Transcribe the records that follow in their entirety, omitting any pictures.

........

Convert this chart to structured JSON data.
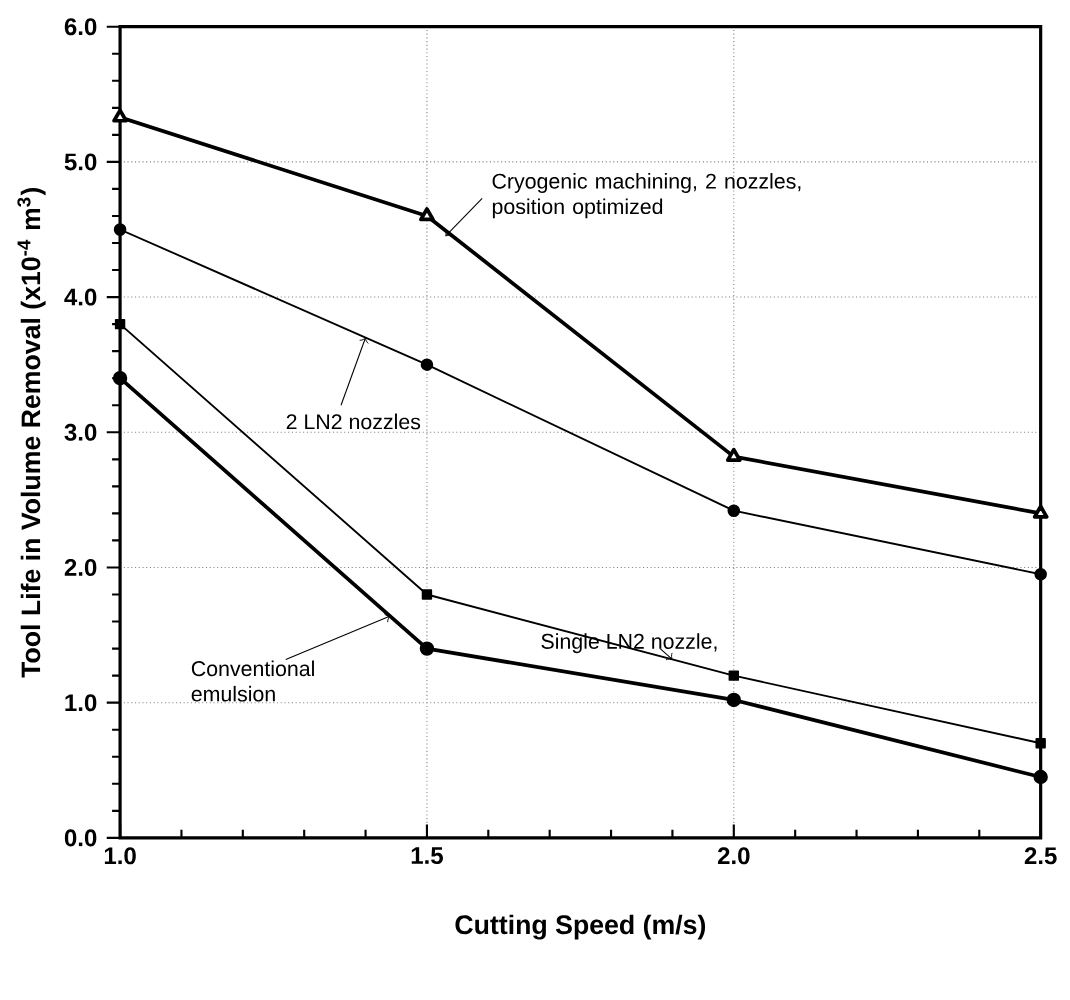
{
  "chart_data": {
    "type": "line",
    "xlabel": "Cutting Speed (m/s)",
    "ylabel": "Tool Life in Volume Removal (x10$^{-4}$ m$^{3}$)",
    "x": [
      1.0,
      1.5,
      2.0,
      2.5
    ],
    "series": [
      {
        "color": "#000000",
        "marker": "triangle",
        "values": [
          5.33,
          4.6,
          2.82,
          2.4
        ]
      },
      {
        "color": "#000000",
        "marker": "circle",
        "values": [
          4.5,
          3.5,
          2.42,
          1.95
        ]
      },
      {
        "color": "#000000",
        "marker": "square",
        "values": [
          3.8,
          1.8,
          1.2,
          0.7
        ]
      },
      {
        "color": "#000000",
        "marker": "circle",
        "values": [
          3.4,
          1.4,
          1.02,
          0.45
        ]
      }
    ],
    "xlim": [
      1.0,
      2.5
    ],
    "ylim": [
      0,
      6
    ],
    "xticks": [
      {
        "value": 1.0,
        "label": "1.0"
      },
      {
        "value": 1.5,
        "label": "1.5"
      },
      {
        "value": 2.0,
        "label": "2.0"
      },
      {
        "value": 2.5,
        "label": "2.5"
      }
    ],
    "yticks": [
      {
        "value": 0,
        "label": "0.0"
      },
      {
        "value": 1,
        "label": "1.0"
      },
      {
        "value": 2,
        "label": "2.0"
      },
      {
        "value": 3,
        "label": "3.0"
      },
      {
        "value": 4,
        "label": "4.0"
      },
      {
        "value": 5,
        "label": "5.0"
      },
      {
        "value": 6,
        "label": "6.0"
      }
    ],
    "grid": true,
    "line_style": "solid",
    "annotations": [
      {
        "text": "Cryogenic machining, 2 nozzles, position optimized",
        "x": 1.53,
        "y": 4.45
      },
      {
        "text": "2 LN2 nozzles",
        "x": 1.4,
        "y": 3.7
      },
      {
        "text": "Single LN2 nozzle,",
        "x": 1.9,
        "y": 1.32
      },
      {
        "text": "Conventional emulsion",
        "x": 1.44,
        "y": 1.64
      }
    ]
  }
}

........

COMPLETED TASK.
Convert this chart to structured JSON data.
{
  "chart_data": {
    "type": "line",
    "xlabel": "Cutting Speed (m/s)",
    "ylabel": "Tool Life in Volume Removal (x10$^{-4}$ m$^{3}$)",
    "x": [
      1.0,
      1.5,
      2.0,
      2.5
    ],
    "series": [
      {
        "color": "#000000",
        "marker": "triangle",
        "values": [
          5.33,
          4.6,
          2.82,
          2.4
        ]
      },
      {
        "color": "#000000",
        "marker": "circle",
        "values": [
          4.5,
          3.5,
          2.42,
          1.95
        ]
      },
      {
        "color": "#000000",
        "marker": "square",
        "values": [
          3.8,
          1.8,
          1.2,
          0.7
        ]
      },
      {
        "color": "#000000",
        "marker": "circle",
        "values": [
          3.4,
          1.4,
          1.02,
          0.45
        ]
      }
    ],
    "xlim": [
      1.0,
      2.5
    ],
    "ylim": [
      0,
      6
    ],
    "xticks": [
      {
        "value": 1.0,
        "label": "1.0"
      },
      {
        "value": 1.5,
        "label": "1.5"
      },
      {
        "value": 2.0,
        "label": "2.0"
      },
      {
        "value": 2.5,
        "label": "2.5"
      }
    ],
    "yticks": [
      {
        "value": 0,
        "label": "0.0"
      },
      {
        "value": 1,
        "label": "1.0"
      },
      {
        "value": 2,
        "label": "2.0"
      },
      {
        "value": 3,
        "label": "3.0"
      },
      {
        "value": 4,
        "label": "4.0"
      },
      {
        "value": 5,
        "label": "5.0"
      },
      {
        "value": 6,
        "label": "6.0"
      }
    ],
    "grid": true,
    "line_style": "solid",
    "annotations": [
      {
        "text": "Cryogenic machining, 2 nozzles, position optimized",
        "x": 1.53,
        "y": 4.45
      },
      {
        "text": "2 LN2 nozzles",
        "x": 1.4,
        "y": 3.7
      },
      {
        "text": "Single LN2 nozzle,",
        "x": 1.9,
        "y": 1.32
      },
      {
        "text": "Conventional emulsion",
        "x": 1.44,
        "y": 1.64
      }
    ]
  }
}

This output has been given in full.